Stored data

● ● ● ● ●

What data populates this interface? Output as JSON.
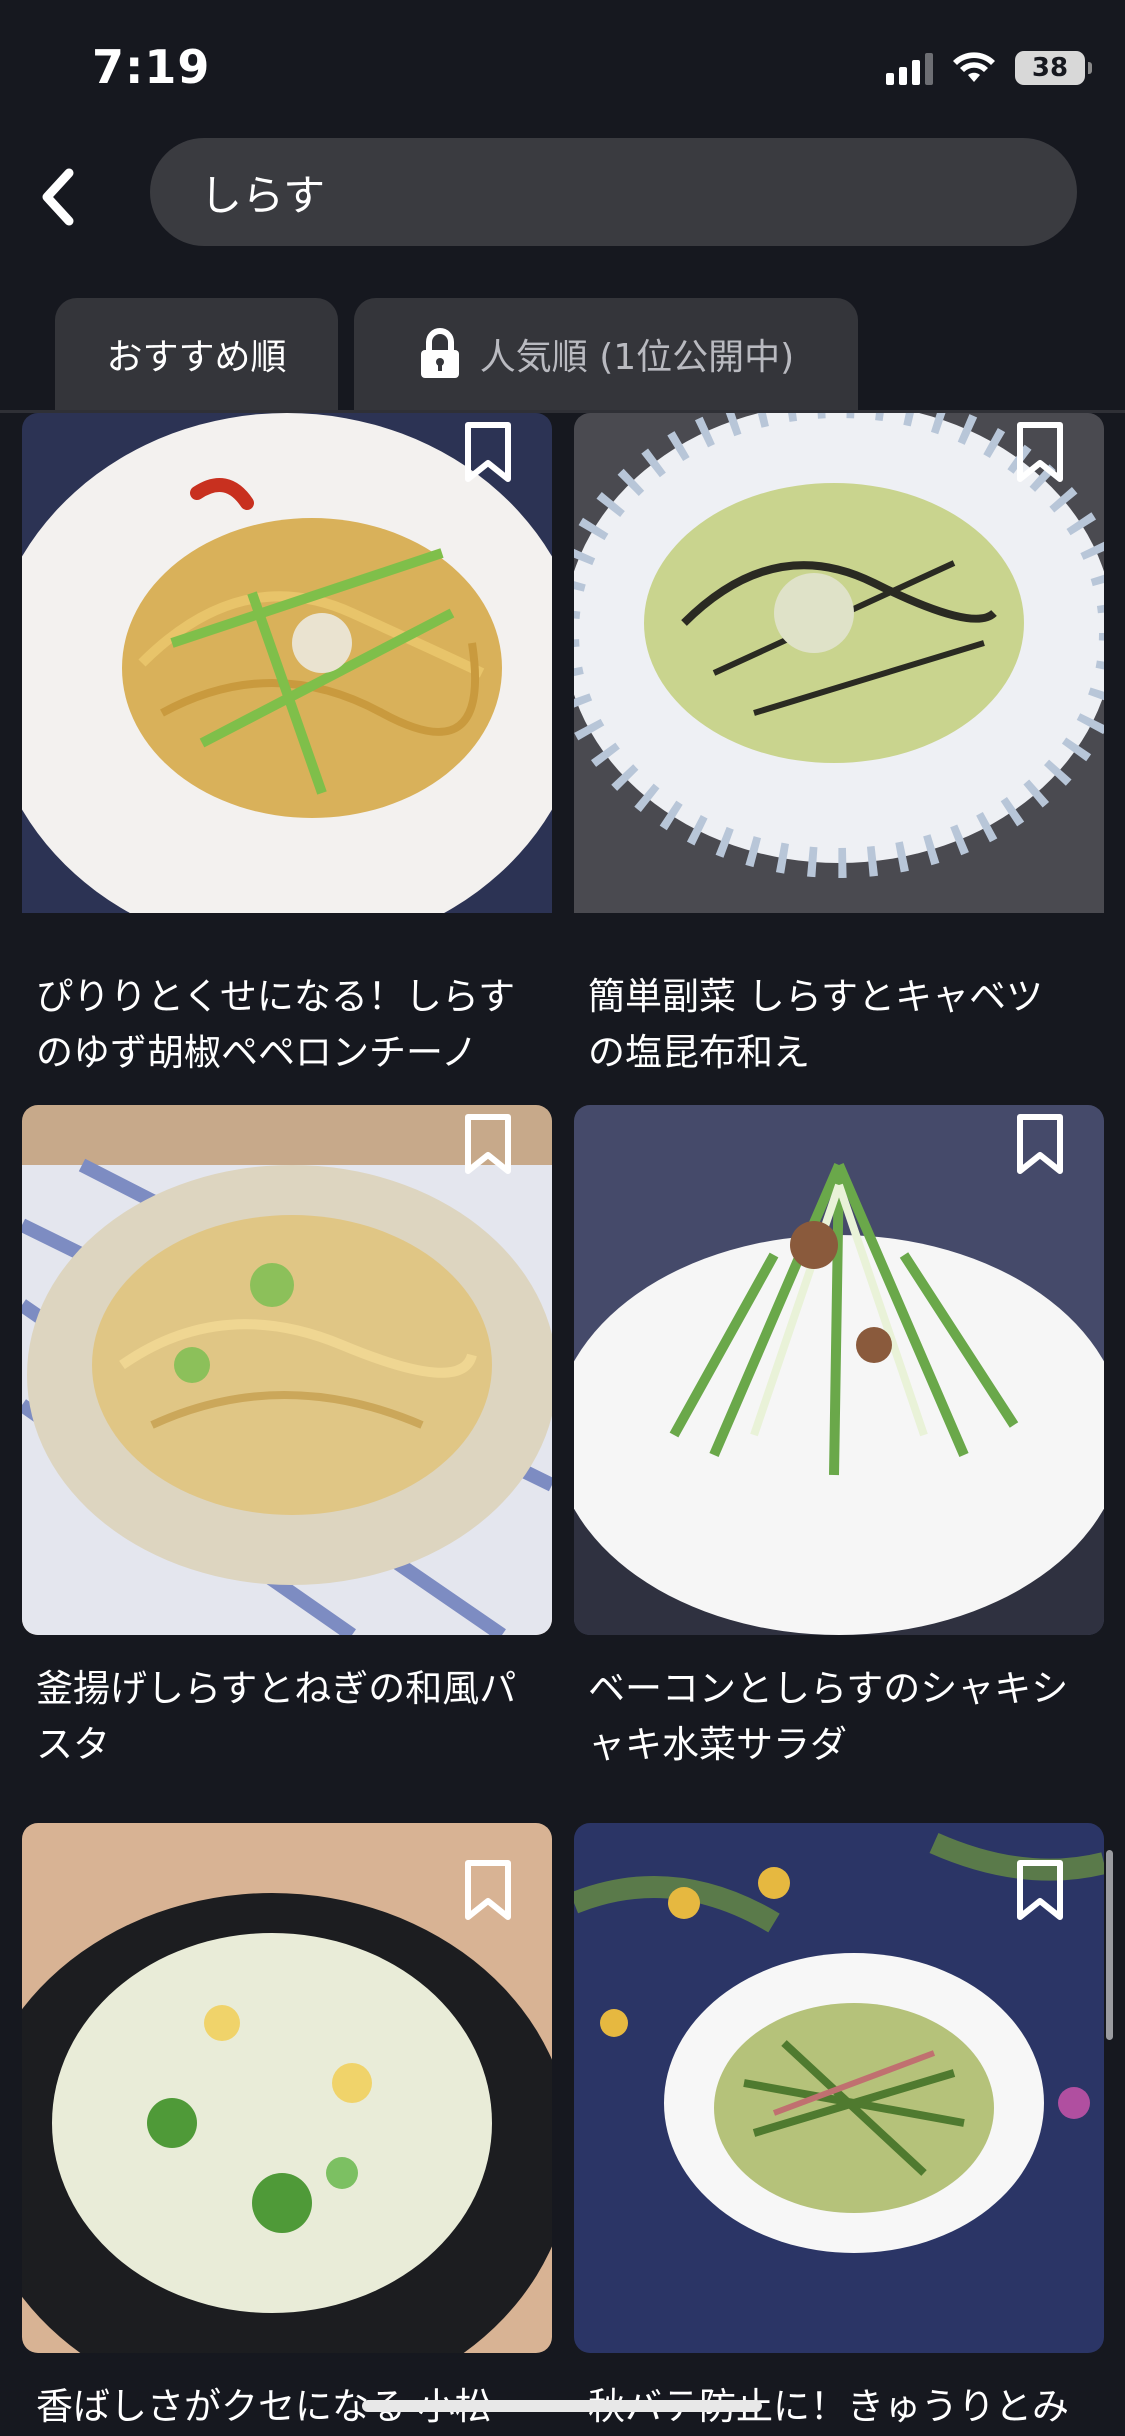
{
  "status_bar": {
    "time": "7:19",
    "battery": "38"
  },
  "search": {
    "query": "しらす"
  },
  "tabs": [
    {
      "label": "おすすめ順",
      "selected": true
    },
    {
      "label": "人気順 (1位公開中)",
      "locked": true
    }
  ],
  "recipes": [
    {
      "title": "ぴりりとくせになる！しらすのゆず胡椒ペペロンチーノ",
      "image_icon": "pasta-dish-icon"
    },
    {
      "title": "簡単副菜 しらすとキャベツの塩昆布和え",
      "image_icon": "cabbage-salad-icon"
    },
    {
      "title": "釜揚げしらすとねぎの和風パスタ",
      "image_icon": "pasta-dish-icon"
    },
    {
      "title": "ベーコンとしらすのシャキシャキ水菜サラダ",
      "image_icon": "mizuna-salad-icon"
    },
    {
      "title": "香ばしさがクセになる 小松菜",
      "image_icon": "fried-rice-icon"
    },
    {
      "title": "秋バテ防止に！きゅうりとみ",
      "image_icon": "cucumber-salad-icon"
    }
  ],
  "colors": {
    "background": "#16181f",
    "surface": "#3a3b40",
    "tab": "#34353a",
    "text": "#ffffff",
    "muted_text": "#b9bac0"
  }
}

● ● ● ● ●

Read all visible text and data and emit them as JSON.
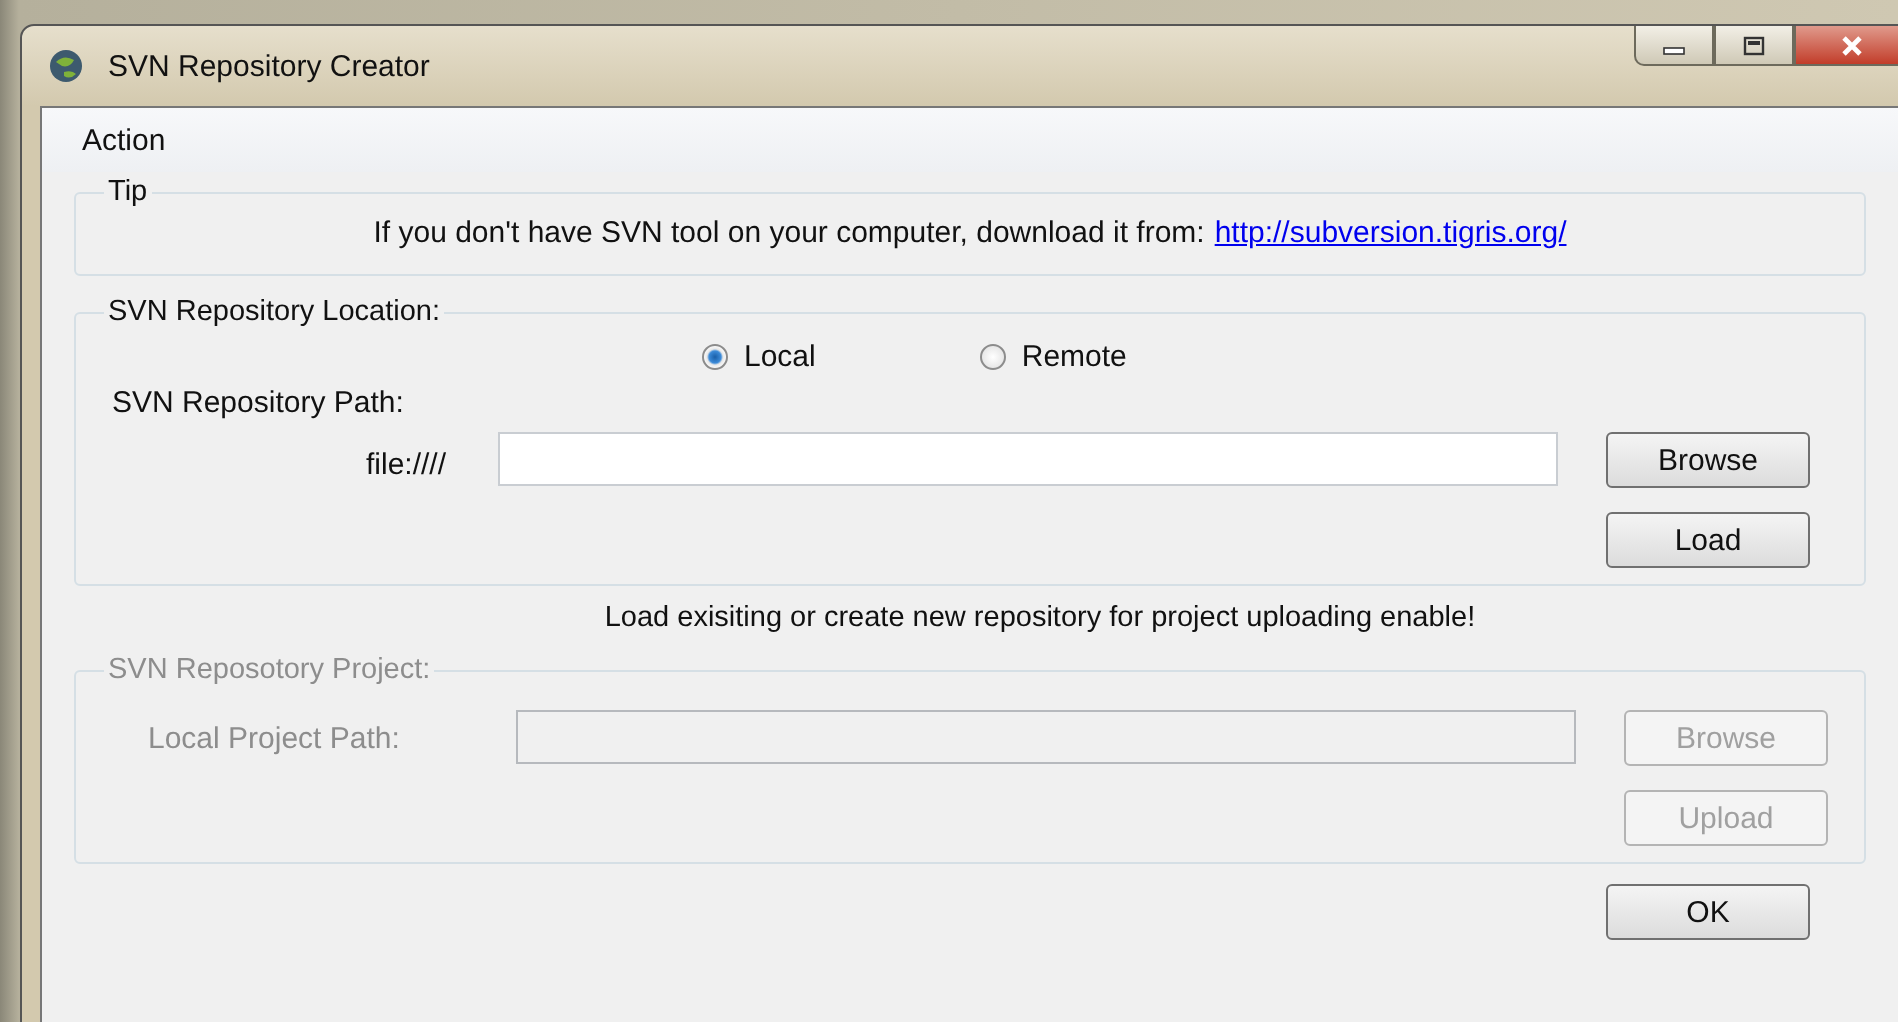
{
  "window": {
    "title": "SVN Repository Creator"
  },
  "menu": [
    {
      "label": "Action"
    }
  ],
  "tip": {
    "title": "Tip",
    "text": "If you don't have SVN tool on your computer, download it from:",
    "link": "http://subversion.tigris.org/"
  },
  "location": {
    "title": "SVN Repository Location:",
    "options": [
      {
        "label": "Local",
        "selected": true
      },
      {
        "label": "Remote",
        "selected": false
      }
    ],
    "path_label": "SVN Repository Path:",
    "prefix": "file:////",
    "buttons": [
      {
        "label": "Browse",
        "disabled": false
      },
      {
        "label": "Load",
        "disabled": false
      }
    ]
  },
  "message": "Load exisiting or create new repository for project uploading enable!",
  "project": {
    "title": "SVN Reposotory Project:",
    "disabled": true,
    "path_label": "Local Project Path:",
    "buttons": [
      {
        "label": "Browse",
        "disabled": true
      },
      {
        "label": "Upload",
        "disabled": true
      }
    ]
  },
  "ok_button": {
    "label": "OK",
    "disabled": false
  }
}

● ● ● ● ●

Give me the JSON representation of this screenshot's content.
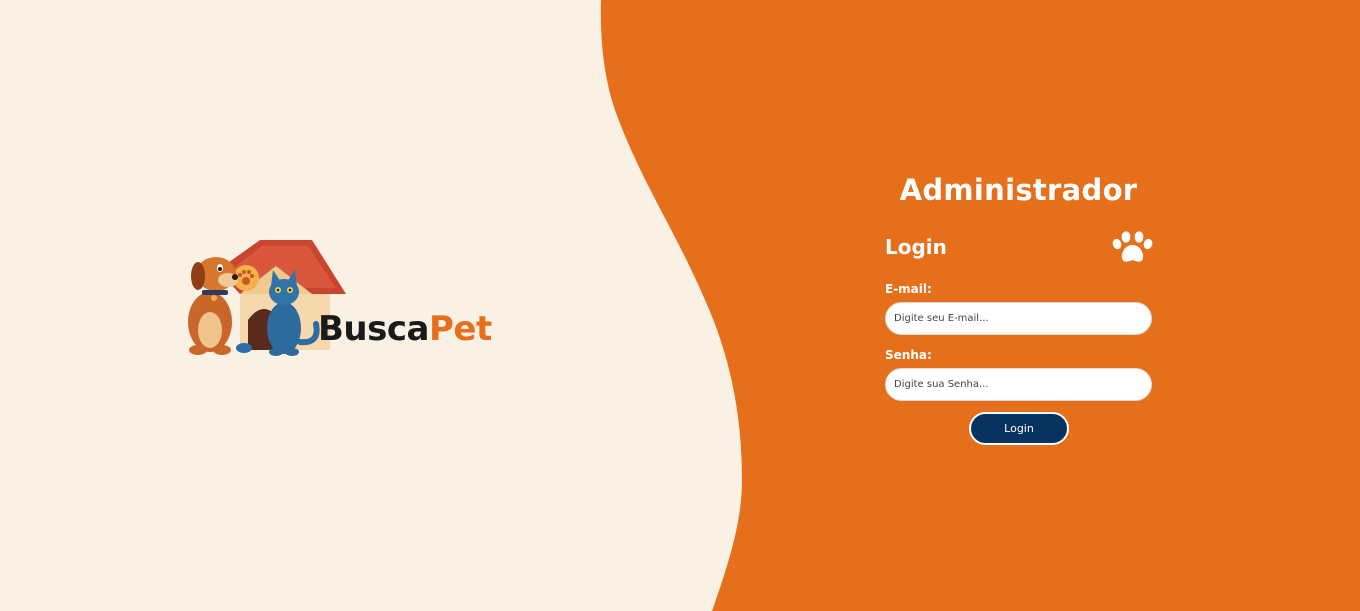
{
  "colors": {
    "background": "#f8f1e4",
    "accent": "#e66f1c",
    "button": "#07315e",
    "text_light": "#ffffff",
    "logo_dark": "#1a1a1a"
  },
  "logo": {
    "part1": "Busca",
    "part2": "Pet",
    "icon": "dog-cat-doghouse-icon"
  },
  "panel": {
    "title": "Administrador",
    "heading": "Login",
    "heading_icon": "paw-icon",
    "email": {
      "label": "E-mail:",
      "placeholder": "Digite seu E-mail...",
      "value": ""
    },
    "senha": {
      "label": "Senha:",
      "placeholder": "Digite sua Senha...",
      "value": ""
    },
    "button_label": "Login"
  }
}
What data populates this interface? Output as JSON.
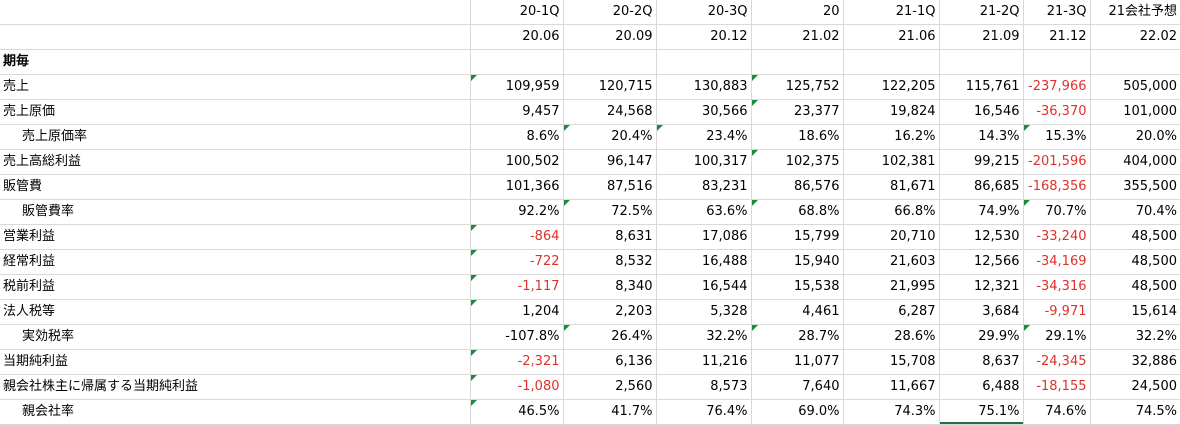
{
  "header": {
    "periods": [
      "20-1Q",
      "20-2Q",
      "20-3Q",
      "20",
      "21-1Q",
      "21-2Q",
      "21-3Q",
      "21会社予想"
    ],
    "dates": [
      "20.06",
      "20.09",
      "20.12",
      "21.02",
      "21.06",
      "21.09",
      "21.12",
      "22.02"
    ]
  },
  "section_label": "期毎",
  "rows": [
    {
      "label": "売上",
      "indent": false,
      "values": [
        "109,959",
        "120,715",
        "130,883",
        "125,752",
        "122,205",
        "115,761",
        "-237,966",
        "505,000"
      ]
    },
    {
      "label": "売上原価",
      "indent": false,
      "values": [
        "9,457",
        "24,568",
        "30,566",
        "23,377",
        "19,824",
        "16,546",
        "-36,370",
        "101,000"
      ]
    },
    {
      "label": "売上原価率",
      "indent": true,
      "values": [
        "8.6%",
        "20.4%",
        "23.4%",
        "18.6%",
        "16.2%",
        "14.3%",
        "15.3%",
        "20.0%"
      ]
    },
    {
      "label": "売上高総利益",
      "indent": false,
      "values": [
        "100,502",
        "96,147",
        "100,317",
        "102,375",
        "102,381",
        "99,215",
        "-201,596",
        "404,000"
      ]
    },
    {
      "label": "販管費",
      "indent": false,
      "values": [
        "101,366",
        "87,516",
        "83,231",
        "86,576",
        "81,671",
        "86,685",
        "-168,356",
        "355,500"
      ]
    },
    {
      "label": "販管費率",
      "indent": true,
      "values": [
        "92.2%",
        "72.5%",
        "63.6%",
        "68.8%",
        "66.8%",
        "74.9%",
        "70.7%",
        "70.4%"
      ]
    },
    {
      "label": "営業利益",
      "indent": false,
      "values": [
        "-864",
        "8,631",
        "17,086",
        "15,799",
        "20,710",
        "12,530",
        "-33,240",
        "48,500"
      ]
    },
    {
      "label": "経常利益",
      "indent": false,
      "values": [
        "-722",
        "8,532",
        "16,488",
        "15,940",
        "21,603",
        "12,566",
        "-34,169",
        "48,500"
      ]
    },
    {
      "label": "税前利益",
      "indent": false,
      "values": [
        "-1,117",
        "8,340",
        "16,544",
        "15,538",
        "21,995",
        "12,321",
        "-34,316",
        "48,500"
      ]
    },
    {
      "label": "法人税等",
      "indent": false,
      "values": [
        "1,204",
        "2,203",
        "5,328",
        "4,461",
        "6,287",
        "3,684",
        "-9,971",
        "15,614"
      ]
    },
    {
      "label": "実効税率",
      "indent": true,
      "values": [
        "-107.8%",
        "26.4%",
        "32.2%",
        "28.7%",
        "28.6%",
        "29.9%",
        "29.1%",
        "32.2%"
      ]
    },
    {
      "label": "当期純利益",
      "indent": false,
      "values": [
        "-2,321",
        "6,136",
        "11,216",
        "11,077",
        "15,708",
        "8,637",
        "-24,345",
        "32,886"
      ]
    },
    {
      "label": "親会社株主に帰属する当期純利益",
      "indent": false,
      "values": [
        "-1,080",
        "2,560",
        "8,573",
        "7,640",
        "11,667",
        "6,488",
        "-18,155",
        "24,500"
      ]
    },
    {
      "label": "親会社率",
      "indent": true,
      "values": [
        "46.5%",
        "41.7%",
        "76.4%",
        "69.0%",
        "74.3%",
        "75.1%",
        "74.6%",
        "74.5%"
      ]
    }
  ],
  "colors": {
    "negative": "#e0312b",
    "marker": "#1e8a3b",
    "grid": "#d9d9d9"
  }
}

● ● ● ● ●

• _Your goal_: Read through the data and copy every line where "title" shows up.

• _Answer to the task_:
      "title": "ぴりりとくせになる！しらすのゆず胡椒ペペロンチーノ",
      "title": "簡単副菜 しらすとキャベツの塩昆布和え",
      "title": "釜揚げしらすとねぎの和風パスタ",
      "title": "ベーコンとしらすのシャキシャキ水菜サラダ",
      "title": "香ばしさがクセになる 小松菜",
      "title": "秋バテ防止に！きゅうりとみ",
    "title": "SVN Repository Creator"
    "title": "Tip",
    "title": "SVN Repository Location:",
    "title": "SVN Reposotory Project:",
    "title": "Administrador",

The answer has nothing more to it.